▶ _TASK REQUIREMENTS_
In the entries below, count every line containing "grid". Reply with the number alone.

☆ ☆ ☆ ☆ ☆ ☆ ☆

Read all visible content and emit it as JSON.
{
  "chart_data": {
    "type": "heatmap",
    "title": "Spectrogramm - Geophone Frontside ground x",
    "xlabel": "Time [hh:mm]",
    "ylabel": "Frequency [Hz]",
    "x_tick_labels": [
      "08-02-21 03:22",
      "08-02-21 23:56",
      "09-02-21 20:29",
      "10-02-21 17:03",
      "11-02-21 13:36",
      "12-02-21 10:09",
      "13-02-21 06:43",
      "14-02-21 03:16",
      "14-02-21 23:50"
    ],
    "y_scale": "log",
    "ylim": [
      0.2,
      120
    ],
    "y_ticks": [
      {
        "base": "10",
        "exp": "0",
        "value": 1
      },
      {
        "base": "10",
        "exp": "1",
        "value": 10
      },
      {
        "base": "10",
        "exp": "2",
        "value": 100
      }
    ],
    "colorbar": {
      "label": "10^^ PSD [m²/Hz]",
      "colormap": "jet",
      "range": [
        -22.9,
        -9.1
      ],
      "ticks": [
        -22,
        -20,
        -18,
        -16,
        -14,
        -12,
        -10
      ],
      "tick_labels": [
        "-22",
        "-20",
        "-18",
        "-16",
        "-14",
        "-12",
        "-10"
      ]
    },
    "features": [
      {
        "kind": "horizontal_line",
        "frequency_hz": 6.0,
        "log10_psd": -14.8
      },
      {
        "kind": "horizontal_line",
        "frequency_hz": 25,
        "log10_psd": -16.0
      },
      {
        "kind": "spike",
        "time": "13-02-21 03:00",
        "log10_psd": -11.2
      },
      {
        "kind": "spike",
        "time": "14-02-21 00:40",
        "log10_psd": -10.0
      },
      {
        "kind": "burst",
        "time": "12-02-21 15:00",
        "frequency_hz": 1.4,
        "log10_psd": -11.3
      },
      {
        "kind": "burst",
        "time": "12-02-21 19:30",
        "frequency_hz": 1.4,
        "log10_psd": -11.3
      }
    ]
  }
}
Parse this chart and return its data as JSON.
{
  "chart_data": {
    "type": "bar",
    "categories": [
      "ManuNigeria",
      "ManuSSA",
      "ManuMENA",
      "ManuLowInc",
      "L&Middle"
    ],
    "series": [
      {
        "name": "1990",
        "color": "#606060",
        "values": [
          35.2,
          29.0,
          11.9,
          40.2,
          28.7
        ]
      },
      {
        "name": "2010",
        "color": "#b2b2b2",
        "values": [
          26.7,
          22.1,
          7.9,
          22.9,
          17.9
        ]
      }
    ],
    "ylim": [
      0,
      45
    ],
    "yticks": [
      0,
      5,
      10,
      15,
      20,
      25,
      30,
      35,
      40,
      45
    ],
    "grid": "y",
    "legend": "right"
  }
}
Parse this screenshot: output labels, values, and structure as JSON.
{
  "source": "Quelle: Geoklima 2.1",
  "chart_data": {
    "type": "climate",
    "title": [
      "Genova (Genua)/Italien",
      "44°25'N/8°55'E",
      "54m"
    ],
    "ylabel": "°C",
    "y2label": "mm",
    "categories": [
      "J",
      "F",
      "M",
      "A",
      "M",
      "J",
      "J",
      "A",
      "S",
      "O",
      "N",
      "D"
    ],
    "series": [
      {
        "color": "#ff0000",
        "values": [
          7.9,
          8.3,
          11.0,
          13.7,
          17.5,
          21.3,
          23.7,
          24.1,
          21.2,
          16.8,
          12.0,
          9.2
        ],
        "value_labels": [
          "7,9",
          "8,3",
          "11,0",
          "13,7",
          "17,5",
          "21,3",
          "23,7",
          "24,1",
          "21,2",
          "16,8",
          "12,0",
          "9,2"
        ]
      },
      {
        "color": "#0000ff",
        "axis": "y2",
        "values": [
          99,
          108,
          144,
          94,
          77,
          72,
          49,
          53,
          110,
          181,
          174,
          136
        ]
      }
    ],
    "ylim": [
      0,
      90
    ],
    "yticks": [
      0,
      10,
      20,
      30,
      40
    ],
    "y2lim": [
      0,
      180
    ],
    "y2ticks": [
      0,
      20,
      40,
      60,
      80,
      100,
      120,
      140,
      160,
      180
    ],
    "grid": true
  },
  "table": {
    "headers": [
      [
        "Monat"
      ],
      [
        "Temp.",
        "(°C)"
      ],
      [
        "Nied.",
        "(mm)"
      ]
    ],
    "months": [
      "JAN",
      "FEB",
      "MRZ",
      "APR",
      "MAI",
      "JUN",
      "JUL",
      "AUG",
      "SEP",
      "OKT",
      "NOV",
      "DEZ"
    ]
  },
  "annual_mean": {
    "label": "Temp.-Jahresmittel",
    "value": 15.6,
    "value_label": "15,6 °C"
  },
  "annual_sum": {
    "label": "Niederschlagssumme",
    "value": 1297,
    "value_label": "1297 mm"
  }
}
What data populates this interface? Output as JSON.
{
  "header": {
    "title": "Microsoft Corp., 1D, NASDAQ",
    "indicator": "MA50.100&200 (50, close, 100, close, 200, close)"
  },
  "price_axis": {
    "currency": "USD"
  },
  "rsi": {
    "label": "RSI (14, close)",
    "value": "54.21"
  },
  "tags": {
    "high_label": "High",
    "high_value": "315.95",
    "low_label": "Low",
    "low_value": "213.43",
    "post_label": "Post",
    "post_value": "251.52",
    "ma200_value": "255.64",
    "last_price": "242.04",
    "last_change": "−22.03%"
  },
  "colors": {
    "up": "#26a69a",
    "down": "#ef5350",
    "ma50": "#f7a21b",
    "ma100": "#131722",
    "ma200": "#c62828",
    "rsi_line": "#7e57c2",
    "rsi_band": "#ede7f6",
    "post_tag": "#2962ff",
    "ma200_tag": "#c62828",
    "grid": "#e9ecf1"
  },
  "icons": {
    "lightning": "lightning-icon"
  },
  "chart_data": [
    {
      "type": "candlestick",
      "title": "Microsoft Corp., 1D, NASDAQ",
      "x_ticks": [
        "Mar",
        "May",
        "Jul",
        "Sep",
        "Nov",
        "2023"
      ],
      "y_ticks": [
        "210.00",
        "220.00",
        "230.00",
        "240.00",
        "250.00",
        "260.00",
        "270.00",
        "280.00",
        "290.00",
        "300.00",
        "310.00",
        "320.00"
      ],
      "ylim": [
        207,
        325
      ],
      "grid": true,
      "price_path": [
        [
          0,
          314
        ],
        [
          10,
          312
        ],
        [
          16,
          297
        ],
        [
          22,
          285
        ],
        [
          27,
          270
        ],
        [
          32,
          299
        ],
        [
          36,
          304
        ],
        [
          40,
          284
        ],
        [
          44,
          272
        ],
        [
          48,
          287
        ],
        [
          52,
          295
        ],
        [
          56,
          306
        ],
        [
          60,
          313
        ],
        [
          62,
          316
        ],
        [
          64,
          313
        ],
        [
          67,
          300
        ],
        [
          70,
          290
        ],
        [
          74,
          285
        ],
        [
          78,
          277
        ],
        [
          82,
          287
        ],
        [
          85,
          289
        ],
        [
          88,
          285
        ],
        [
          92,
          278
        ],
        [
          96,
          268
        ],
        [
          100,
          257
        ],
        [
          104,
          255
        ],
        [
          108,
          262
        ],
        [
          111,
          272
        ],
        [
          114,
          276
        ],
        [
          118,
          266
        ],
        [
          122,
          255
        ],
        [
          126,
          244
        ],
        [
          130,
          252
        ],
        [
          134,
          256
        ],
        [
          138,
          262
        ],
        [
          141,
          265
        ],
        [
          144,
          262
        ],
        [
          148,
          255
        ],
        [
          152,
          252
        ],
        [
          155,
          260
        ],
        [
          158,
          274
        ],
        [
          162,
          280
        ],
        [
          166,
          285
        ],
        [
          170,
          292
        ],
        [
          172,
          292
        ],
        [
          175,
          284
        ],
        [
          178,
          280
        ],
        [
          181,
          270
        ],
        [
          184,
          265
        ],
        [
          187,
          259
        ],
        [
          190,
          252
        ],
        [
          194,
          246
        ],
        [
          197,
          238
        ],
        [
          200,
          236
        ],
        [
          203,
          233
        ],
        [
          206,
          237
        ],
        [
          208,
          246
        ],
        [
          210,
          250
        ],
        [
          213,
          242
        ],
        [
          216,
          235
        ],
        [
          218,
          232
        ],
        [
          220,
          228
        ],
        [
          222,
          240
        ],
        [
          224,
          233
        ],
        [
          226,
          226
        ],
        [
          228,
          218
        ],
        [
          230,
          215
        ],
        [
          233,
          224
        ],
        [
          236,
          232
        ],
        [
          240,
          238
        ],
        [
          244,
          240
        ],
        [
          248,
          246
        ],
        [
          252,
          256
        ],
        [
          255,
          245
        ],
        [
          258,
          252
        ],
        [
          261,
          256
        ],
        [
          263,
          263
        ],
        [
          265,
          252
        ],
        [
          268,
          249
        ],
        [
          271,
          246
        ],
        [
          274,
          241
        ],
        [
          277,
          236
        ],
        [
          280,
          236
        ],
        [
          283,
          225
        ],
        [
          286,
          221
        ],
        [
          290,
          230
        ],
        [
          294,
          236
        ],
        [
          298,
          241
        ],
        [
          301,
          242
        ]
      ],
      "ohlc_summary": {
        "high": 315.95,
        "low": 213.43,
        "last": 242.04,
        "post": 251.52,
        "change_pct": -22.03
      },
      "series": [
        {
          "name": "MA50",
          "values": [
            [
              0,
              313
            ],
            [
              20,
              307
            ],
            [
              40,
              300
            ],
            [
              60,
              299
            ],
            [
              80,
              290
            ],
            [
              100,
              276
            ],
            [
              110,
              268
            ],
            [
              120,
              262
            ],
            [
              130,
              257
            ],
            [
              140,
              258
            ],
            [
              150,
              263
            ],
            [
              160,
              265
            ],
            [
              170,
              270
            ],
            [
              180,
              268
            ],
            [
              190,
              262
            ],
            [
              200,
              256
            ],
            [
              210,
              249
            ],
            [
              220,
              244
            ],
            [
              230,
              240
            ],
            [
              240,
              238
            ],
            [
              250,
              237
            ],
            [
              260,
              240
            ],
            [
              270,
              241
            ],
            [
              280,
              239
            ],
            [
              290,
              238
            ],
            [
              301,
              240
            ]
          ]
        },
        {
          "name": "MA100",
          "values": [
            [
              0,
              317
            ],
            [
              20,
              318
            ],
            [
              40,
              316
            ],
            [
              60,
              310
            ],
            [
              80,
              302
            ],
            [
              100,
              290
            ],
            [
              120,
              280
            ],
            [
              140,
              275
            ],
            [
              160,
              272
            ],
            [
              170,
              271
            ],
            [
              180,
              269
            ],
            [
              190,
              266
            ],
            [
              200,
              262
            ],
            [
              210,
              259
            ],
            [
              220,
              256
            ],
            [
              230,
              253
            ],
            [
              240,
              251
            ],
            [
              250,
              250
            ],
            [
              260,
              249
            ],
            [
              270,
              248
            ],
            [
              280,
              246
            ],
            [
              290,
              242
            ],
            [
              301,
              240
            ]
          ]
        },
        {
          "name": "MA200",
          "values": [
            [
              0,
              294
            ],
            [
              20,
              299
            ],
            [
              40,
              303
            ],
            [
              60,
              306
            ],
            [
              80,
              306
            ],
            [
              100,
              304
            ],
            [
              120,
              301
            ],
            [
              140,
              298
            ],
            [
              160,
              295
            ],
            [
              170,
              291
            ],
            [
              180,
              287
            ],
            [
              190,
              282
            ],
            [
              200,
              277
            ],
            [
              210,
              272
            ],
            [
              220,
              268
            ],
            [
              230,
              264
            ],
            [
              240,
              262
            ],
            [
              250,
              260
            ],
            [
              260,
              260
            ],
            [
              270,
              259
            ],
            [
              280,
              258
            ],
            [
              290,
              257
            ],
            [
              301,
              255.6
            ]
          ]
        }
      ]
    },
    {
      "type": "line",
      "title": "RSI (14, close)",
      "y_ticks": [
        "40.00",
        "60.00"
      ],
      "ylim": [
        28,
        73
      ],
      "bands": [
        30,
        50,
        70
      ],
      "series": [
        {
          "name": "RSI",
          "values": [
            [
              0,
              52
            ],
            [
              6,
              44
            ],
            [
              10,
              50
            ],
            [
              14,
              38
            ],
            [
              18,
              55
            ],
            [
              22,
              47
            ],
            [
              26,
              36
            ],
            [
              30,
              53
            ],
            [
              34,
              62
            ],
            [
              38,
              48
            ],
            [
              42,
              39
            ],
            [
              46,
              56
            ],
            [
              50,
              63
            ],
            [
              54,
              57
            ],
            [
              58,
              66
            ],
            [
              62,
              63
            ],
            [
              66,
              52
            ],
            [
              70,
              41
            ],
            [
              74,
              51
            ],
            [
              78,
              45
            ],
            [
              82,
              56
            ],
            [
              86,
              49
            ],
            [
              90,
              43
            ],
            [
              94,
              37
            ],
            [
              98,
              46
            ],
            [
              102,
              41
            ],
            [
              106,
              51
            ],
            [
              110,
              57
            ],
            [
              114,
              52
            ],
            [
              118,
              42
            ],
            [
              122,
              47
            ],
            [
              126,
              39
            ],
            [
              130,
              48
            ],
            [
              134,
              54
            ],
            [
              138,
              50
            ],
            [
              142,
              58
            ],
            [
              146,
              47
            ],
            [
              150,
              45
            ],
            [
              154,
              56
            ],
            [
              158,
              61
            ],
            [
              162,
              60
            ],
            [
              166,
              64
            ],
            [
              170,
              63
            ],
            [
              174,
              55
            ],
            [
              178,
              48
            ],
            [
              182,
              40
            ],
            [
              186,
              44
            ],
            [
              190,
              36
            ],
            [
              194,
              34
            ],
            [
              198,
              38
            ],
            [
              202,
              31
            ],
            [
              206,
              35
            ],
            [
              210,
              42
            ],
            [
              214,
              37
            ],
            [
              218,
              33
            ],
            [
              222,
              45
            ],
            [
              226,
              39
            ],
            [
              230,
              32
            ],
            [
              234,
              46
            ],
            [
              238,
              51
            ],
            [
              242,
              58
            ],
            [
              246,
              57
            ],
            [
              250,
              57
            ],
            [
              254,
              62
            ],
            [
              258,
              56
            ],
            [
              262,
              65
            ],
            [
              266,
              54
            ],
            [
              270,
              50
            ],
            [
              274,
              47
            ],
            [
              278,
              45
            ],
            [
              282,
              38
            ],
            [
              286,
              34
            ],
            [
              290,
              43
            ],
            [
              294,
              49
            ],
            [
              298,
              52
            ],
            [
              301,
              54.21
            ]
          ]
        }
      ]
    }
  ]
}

☆ ☆ ☆ ☆ ☆ ☆ ☆

▶ _ANSWER TO THE EXERCISE_
4